[Start Material for this exercise]

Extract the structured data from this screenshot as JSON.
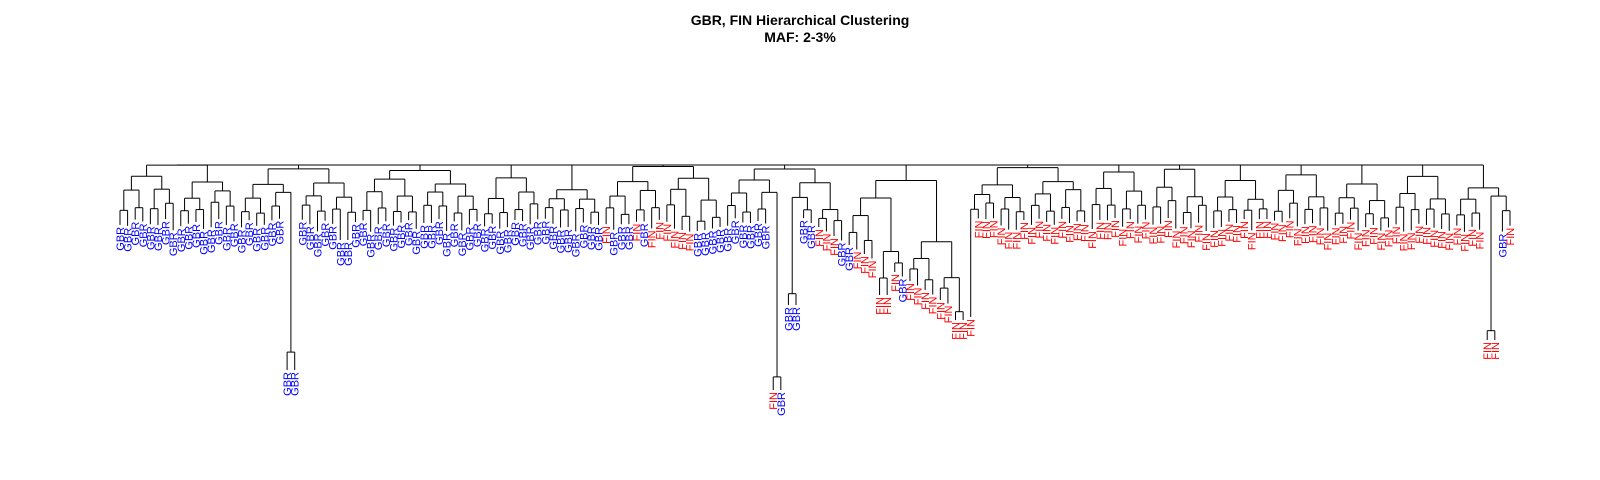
{
  "chart_data": {
    "type": "dendrogram",
    "title": "GBR, FIN Hierarchical Clustering",
    "subtitle": "MAF: 2-3%",
    "xlabel": "",
    "ylabel": "",
    "grid": false,
    "legend": "none",
    "group_colors": {
      "GBR": "#0000ff",
      "FIN": "#ff0000"
    },
    "line_color": "#000000",
    "leaf_order": "GBR,GBR,GBR,GBR,GBR,GBR,GBR,GBR,GBR,GBR,GBR,GBR,GBR,GBR,GBR,GBR,GBR,GBR,GBR,GBR,GBR,GBR,GBR,GBR,GBR,GBR,GBR,GBR,GBR,GBR,GBR,GBR,GBR,GBR,GBR,GBR,GBR,GBR,GBR,GBR,GBR,GBR,GBR,GBR,GBR,GBR,GBR,GBR,GBR,GBR,GBR,GBR,GBR,GBR,GBR,GBR,GBR,GBR,GBR,GBR,GBR,GBR,GBR,GBR,FIN,GBR,GBR,GBR,FIN,GBR,FIN,FIN,FIN,FIN,FIN,FIN,GBR,GBR,GBR,GBR,GBR,GBR,GBR,GBR,GBR,GBR,FIN,GBR,GBR,GBR,GBR,GBR,FIN,FIN,FIN,GBR,GBR,FIN,FIN,FIN,FIN,FIN,FIN,GBR,FIN,FIN,FIN,FIN,FIN,FIN,FIN,FIN,FIN,FIN,FIN,FIN,FIN,FIN,FIN,FIN,FIN,FIN,FIN,FIN,FIN,FIN,FIN,FIN,FIN,FIN,FIN,FIN,FIN,FIN,FIN,FIN,FIN,FIN,FIN,FIN,FIN,FIN,FIN,FIN,FIN,FIN,FIN,FIN,FIN,FIN,FIN,FIN,FIN,FIN,FIN,FIN,FIN,FIN,FIN,FIN,FIN,FIN,FIN,FIN,FIN,FIN,FIN,FIN,FIN,FIN,FIN,FIN,FIN,FIN,FIN,FIN,FIN,FIN,FIN,FIN,FIN,FIN,GBR,FIN"
  }
}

[End Material for this exercise]

*Task to carry out*. Reproduce the entries above exactly. Do not include the images.

*Task output*.
Extract the structured data from this screenshot as JSON.
{
  "chart_data": {
    "type": "dendrogram",
    "title": "GBR, FIN Hierarchical Clustering",
    "subtitle": "MAF: 2-3%",
    "xlabel": "",
    "ylabel": "",
    "grid": false,
    "legend": "none",
    "group_colors": {
      "GBR": "#0000ff",
      "FIN": "#ff0000"
    },
    "line_color": "#000000",
    "leaf_order": "GBR,GBR,GBR,GBR,GBR,GBR,GBR,GBR,GBR,GBR,GBR,GBR,GBR,GBR,GBR,GBR,GBR,GBR,GBR,GBR,GBR,GBR,GBR,GBR,GBR,GBR,GBR,GBR,GBR,GBR,GBR,GBR,GBR,GBR,GBR,GBR,GBR,GBR,GBR,GBR,GBR,GBR,GBR,GBR,GBR,GBR,GBR,GBR,GBR,GBR,GBR,GBR,GBR,GBR,GBR,GBR,GBR,GBR,GBR,GBR,GBR,GBR,GBR,GBR,FIN,GBR,GBR,GBR,FIN,GBR,FIN,FIN,FIN,FIN,FIN,FIN,GBR,GBR,GBR,GBR,GBR,GBR,GBR,GBR,GBR,GBR,FIN,GBR,GBR,GBR,GBR,GBR,FIN,FIN,FIN,GBR,GBR,FIN,FIN,FIN,FIN,FIN,FIN,GBR,FIN,FIN,FIN,FIN,FIN,FIN,FIN,FIN,FIN,FIN,FIN,FIN,FIN,FIN,FIN,FIN,FIN,FIN,FIN,FIN,FIN,FIN,FIN,FIN,FIN,FIN,FIN,FIN,FIN,FIN,FIN,FIN,FIN,FIN,FIN,FIN,FIN,FIN,FIN,FIN,FIN,FIN,FIN,FIN,FIN,FIN,FIN,FIN,FIN,FIN,FIN,FIN,FIN,FIN,FIN,FIN,FIN,FIN,FIN,FIN,FIN,FIN,FIN,FIN,FIN,FIN,FIN,FIN,FIN,FIN,FIN,FIN,FIN,FIN,FIN,FIN,FIN,FIN,GBR,FIN"
  }
}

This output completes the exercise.